■ WRITTEN TASK ■
Below are entries. Pull out all lines containing "Андрей".

■ GIVEN DATA ■
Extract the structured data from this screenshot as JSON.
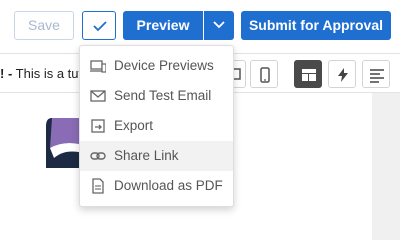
{
  "toolbar": {
    "save_label": "Save",
    "preview_label": "Preview",
    "submit_label": "Submit for Approval",
    "accent_color": "#1f6fd1"
  },
  "subbar": {
    "subject_prefix": "! -",
    "subject_text": " This is a tut"
  },
  "preview_menu": {
    "items": [
      {
        "label": "Device Previews",
        "icon": "devices-icon"
      },
      {
        "label": "Send Test Email",
        "icon": "envelope-icon"
      },
      {
        "label": "Export",
        "icon": "export-icon"
      },
      {
        "label": "Share Link",
        "icon": "link-icon",
        "highlighted": true
      },
      {
        "label": "Download as PDF",
        "icon": "pdf-file-icon"
      }
    ]
  },
  "view_tools": [
    {
      "icon": "desktop-icon"
    },
    {
      "icon": "mobile-icon"
    },
    {
      "icon": "layout-icon",
      "active": true
    },
    {
      "icon": "lightning-icon"
    },
    {
      "icon": "text-align-icon"
    }
  ]
}
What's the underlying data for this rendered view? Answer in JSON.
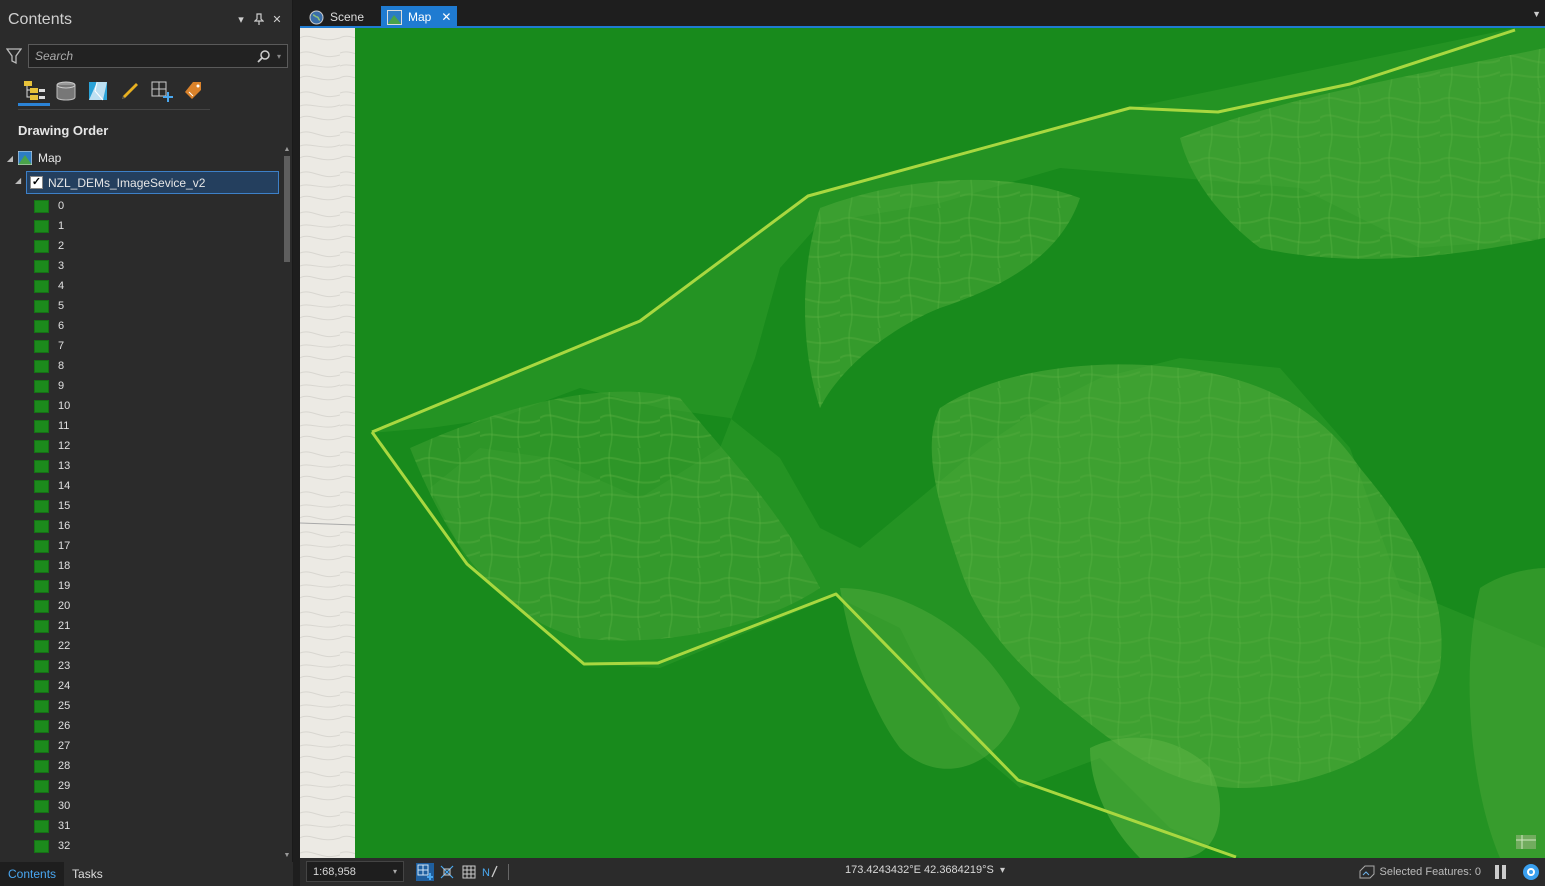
{
  "contents_pane": {
    "title": "Contents",
    "search_placeholder": "Search",
    "section_title": "Drawing Order",
    "map_node_label": "Map",
    "layer_label": "NZL_DEMs_ImageSevice_v2",
    "class_labels": [
      "0",
      "1",
      "2",
      "3",
      "4",
      "5",
      "6",
      "7",
      "8",
      "9",
      "10",
      "11",
      "12",
      "13",
      "14",
      "15",
      "16",
      "17",
      "18",
      "19",
      "20",
      "21",
      "22",
      "23",
      "24",
      "25",
      "26",
      "27",
      "28",
      "29",
      "30",
      "31",
      "32"
    ],
    "class_color": "#1c8a1c",
    "bottom_tabs": [
      "Contents",
      "Tasks"
    ]
  },
  "doc_tabs": {
    "scene_label": "Scene",
    "map_label": "Map"
  },
  "status_bar": {
    "scale": "1:68,958",
    "coordinates": "173.4243432°E 42.3684219°S",
    "selected_features": "Selected Features: 0"
  },
  "colors": {
    "accent": "#1f7bd1",
    "raster_base": "#1a8a1a",
    "raster_highlight": "#8ccc3a",
    "boundary": "#a8d840"
  }
}
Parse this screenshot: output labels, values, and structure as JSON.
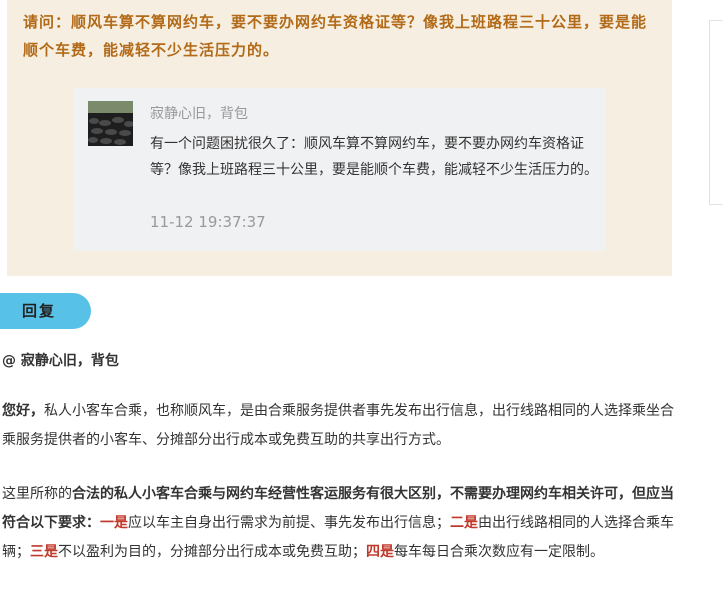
{
  "question": {
    "text": "请问：顺风车算不算网约车，要不要办网约车资格证等？像我上班路程三十公里，要是能顺个车费，能减轻不少生活压力的。"
  },
  "quote": {
    "author": "寂静心旧，背包",
    "content": "有一个问题困扰很久了：顺风车算不算网约车，要不要办网约车资格证等？像我上班路程三十公里，要是能顺个车费，能减轻不少生活压力的。",
    "time": "11-12 19:37:37"
  },
  "reply": {
    "button_label": "回复",
    "mention": "@ 寂静心旧，背包",
    "p1_lead": "您好，",
    "p1_body": "私人小客车合乘，也称顺风车，是由合乘服务提供者事先发布出行信息，出行线路相同的人选择乘坐合乘服务提供者的小客车、分摊部分出行成本或免费互助的共享出行方式。",
    "p2_intro": "这里所称的",
    "p2_bold": "合法的私人小客车合乘与网约车经营性客运服务有很大区别，不需要办理网约车相关许可，但应当符合以下要求：",
    "r1_label": "一是",
    "r1_text": "应以车主自身出行需求为前提、事先发布出行信息；",
    "r2_label": "二是",
    "r2_text": "由出行线路相同的人选择合乘车辆；",
    "r3_label": "三是",
    "r3_text": "不以盈利为目的，分摊部分出行成本或免费互助；",
    "r4_label": "四是",
    "r4_text": "每车每日合乘次数应有一定限制。"
  },
  "colors": {
    "question_bg": "#f6efe1",
    "question_text": "#b26a18",
    "reply_button": "#58c1e7",
    "highlight_red": "#c0392b"
  }
}
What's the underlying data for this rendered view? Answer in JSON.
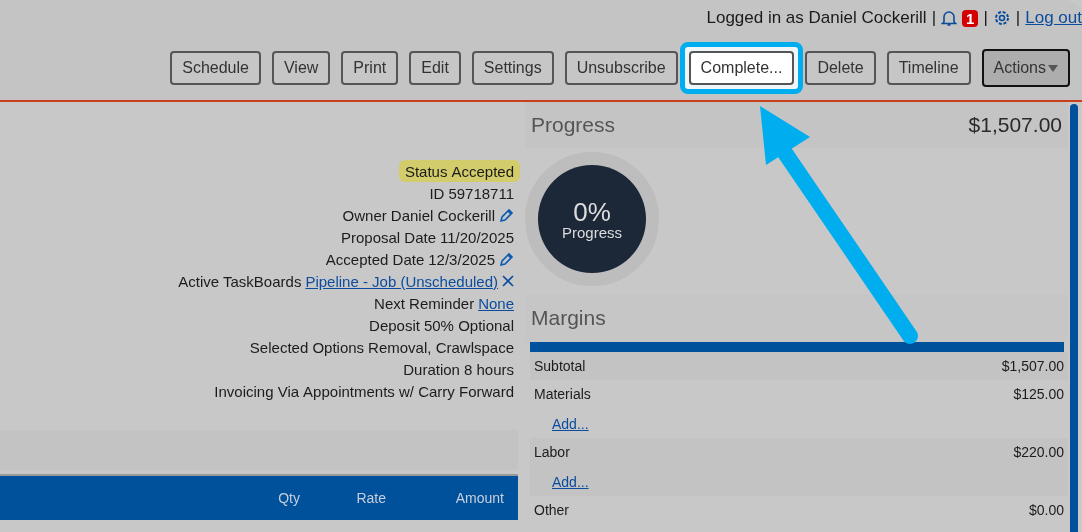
{
  "header": {
    "login_text": "Logged in as Daniel Cockerill",
    "separator_1": "|",
    "notification_count": "1",
    "separator_2": "|",
    "separator_3": "|",
    "logout_link": "Log out"
  },
  "toolbar": [
    {
      "label": "Schedule",
      "kind": "button",
      "highlighted": false
    },
    {
      "label": "View",
      "kind": "button",
      "highlighted": false
    },
    {
      "label": "Print",
      "kind": "button",
      "highlighted": false
    },
    {
      "label": "Edit",
      "kind": "button",
      "highlighted": false
    },
    {
      "label": "Settings",
      "kind": "button",
      "highlighted": false
    },
    {
      "label": "Unsubscribe",
      "kind": "button",
      "highlighted": false
    },
    {
      "label": "Complete...",
      "kind": "button",
      "highlighted": true
    },
    {
      "label": "Delete",
      "kind": "button",
      "highlighted": false
    },
    {
      "label": "Timeline",
      "kind": "button",
      "highlighted": false
    },
    {
      "label": "Actions",
      "kind": "dropdown",
      "highlighted": false
    }
  ],
  "details": [
    {
      "label": "Status",
      "value": "Accepted",
      "kind": "text",
      "highlighted": true,
      "editable": false,
      "removable": false
    },
    {
      "label": "ID",
      "value": "59718711",
      "kind": "text",
      "highlighted": false,
      "editable": false,
      "removable": false
    },
    {
      "label": "Owner",
      "value": "Daniel Cockerill",
      "kind": "text",
      "highlighted": false,
      "editable": true,
      "removable": false
    },
    {
      "label": "Proposal Date",
      "value": "11/20/2025",
      "kind": "text",
      "highlighted": false,
      "editable": false,
      "removable": false
    },
    {
      "label": "Accepted Date",
      "value": "12/3/2025",
      "kind": "text",
      "highlighted": false,
      "editable": true,
      "removable": false
    },
    {
      "label": "Active TaskBoards",
      "value": "Pipeline - Job (Unscheduled)",
      "kind": "link",
      "highlighted": false,
      "editable": false,
      "removable": true
    },
    {
      "label": "Next Reminder",
      "value": "None",
      "kind": "link",
      "highlighted": false,
      "editable": false,
      "removable": false
    },
    {
      "label": "Deposit",
      "value": "50% Optional",
      "kind": "text",
      "highlighted": false,
      "editable": false,
      "removable": false
    },
    {
      "label": "Selected Options",
      "value": "Removal, Crawlspace",
      "kind": "text",
      "highlighted": false,
      "editable": false,
      "removable": false
    },
    {
      "label": "Duration",
      "value": "8 hours",
      "kind": "text",
      "highlighted": false,
      "editable": false,
      "removable": false
    },
    {
      "label": "Invoicing Via",
      "value": "Appointments w/ Carry Forward",
      "kind": "text",
      "highlighted": false,
      "editable": false,
      "removable": false
    }
  ],
  "table": {
    "columns": [
      "Qty",
      "Rate",
      "Amount"
    ]
  },
  "progress": {
    "title": "Progress",
    "total": "$1,507.00",
    "percent": "0%",
    "caption": "Progress"
  },
  "margins": {
    "title": "Margins",
    "rows": [
      {
        "label": "Subtotal",
        "value": "$1,507.00"
      },
      {
        "label": "Materials",
        "value": "$125.00",
        "add_link": "Add..."
      },
      {
        "label": "Labor",
        "value": "$220.00",
        "add_link": "Add..."
      },
      {
        "label": "Other",
        "value": "$0.00"
      }
    ]
  }
}
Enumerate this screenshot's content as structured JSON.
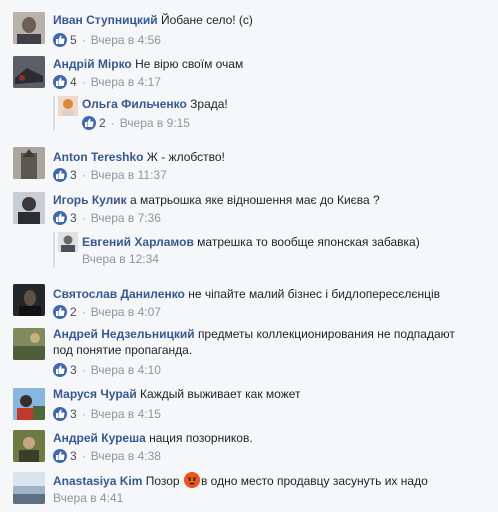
{
  "comments": [
    {
      "author": "Иван Ступницкий",
      "text": "Йобане село! (с)",
      "likes": "5",
      "time": "Вчера в 4:56"
    },
    {
      "author": "Андрій Мірко",
      "text": "Не вірю своїм очам",
      "likes": "4",
      "time": "Вчера в 4:17"
    },
    {
      "author": "Ольга Фильченко",
      "text": "Зрада!",
      "likes": "2",
      "time": "Вчера в 9:15"
    },
    {
      "author": "Anton Tereshko",
      "text": "Ж - жлобство!",
      "likes": "3",
      "time": "Вчера в 11:37"
    },
    {
      "author": "Игорь Кулик",
      "text": "а матрьошка яке відношення має до Києва ?",
      "likes": "3",
      "time": "Вчера в 7:36"
    },
    {
      "author": "Евгений Харламов",
      "text": "матрешка то вообще японская забавка)",
      "likes": "",
      "time": "Вчера в 12:34"
    },
    {
      "author": "Святослав Даниленко",
      "text": "не чіпайте малий бізнес і бидлопересєлєнців",
      "likes": "2",
      "time": "Вчера в 4:07"
    },
    {
      "author": "Андрей Недзельницкий",
      "text": "предметы коллекционирования не подпадают",
      "text2": "под понятие пропаганда.",
      "likes": "3",
      "time": "Вчера в 4:10"
    },
    {
      "author": "Маруся Чурай",
      "text": "Каждый выживает как может",
      "likes": "3",
      "time": "Вчера в 4:15"
    },
    {
      "author": "Андрей Куреша",
      "text": "нация позорников.",
      "likes": "3",
      "time": "Вчера в 4:38"
    },
    {
      "author": "Anastasiya Kim",
      "text": "Позор",
      "text_after": "в одно место продавцу засунуть их надо",
      "likes": "",
      "time": "Вчера в 4:41"
    }
  ],
  "colors": {
    "link": "#365899",
    "like": "#4267b2",
    "meta": "#90949c",
    "emoji": "#e9710f"
  },
  "icons": {
    "like": "thumbs-up-icon",
    "emoji": "angry-face-icon"
  }
}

■ SOLUTION ■
      "author": "Андрей Недзельницкий",
      "author": "Андрей Куреша",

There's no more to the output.